Dataset records

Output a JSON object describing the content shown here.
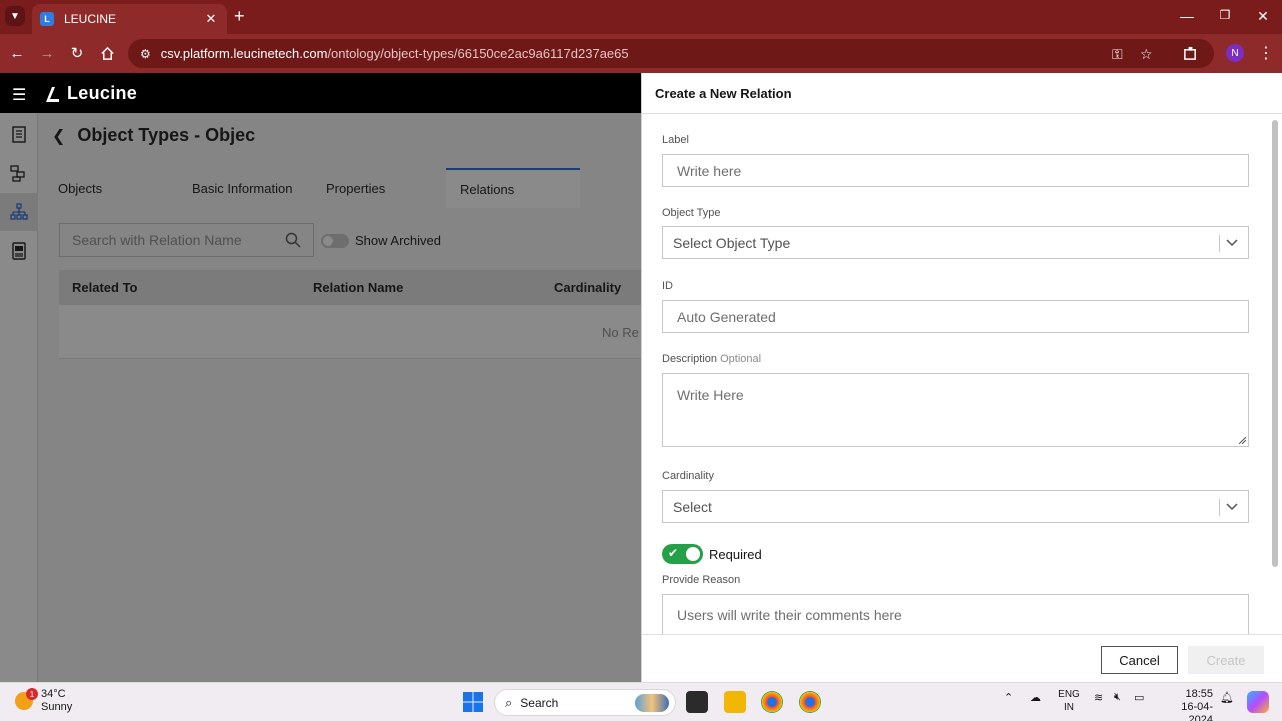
{
  "browser": {
    "tab_title": "LEUCINE",
    "url_host": "csv.platform.leucinetech.com",
    "url_path": "/ontology/object-types/66150ce2ac9a6117d237ae65",
    "profile_initial": "N"
  },
  "app": {
    "brand": "Leucine",
    "page_title": "Object Types - Objec",
    "tabs": [
      "Objects",
      "Basic Information",
      "Properties",
      "Relations"
    ],
    "active_tab": "Relations",
    "search_placeholder": "Search with Relation Name",
    "show_archived_label": "Show Archived",
    "table_headers": [
      "Related To",
      "Relation Name",
      "Cardinality"
    ],
    "empty_text": "No Re"
  },
  "drawer": {
    "title": "Create a New Relation",
    "label_field": {
      "label": "Label",
      "placeholder": "Write here"
    },
    "object_type_field": {
      "label": "Object Type",
      "placeholder": "Select Object Type"
    },
    "id_field": {
      "label": "ID",
      "value": "Auto Generated"
    },
    "description_field": {
      "label": "Description",
      "optional": "Optional",
      "placeholder": "Write Here"
    },
    "cardinality_field": {
      "label": "Cardinality",
      "placeholder": "Select"
    },
    "required_label": "Required",
    "reason_field": {
      "label": "Provide Reason",
      "placeholder": "Users will write their comments here"
    },
    "cancel_label": "Cancel",
    "create_label": "Create"
  },
  "taskbar": {
    "temperature": "34°C",
    "weather": "Sunny",
    "notification_count": "1",
    "search_label": "Search",
    "lang_line1": "ENG",
    "lang_line2": "IN",
    "time": "18:55",
    "date": "16-04-2024"
  },
  "colors": {
    "browser_chrome": "#8f2a2a",
    "tab_strip": "#7a1c1c",
    "accent_blue": "#1f62e0",
    "toggle_green": "#24a148"
  }
}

▶ [Direction]:
Every entry above is to be set down exactly; the pictures are to be left out.

▶ [Result for this exercise]:
Output a JSON object describing the content shown here.
{
  "browser": {
    "tab_title": "LEUCINE",
    "url_host": "csv.platform.leucinetech.com",
    "url_path": "/ontology/object-types/66150ce2ac9a6117d237ae65",
    "profile_initial": "N"
  },
  "app": {
    "brand": "Leucine",
    "page_title": "Object Types - Objec",
    "tabs": [
      "Objects",
      "Basic Information",
      "Properties",
      "Relations"
    ],
    "active_tab": "Relations",
    "search_placeholder": "Search with Relation Name",
    "show_archived_label": "Show Archived",
    "table_headers": [
      "Related To",
      "Relation Name",
      "Cardinality"
    ],
    "empty_text": "No Re"
  },
  "drawer": {
    "title": "Create a New Relation",
    "label_field": {
      "label": "Label",
      "placeholder": "Write here"
    },
    "object_type_field": {
      "label": "Object Type",
      "placeholder": "Select Object Type"
    },
    "id_field": {
      "label": "ID",
      "value": "Auto Generated"
    },
    "description_field": {
      "label": "Description",
      "optional": "Optional",
      "placeholder": "Write Here"
    },
    "cardinality_field": {
      "label": "Cardinality",
      "placeholder": "Select"
    },
    "required_label": "Required",
    "reason_field": {
      "label": "Provide Reason",
      "placeholder": "Users will write their comments here"
    },
    "cancel_label": "Cancel",
    "create_label": "Create"
  },
  "taskbar": {
    "temperature": "34°C",
    "weather": "Sunny",
    "notification_count": "1",
    "search_label": "Search",
    "lang_line1": "ENG",
    "lang_line2": "IN",
    "time": "18:55",
    "date": "16-04-2024"
  },
  "colors": {
    "browser_chrome": "#8f2a2a",
    "tab_strip": "#7a1c1c",
    "accent_blue": "#1f62e0",
    "toggle_green": "#24a148"
  }
}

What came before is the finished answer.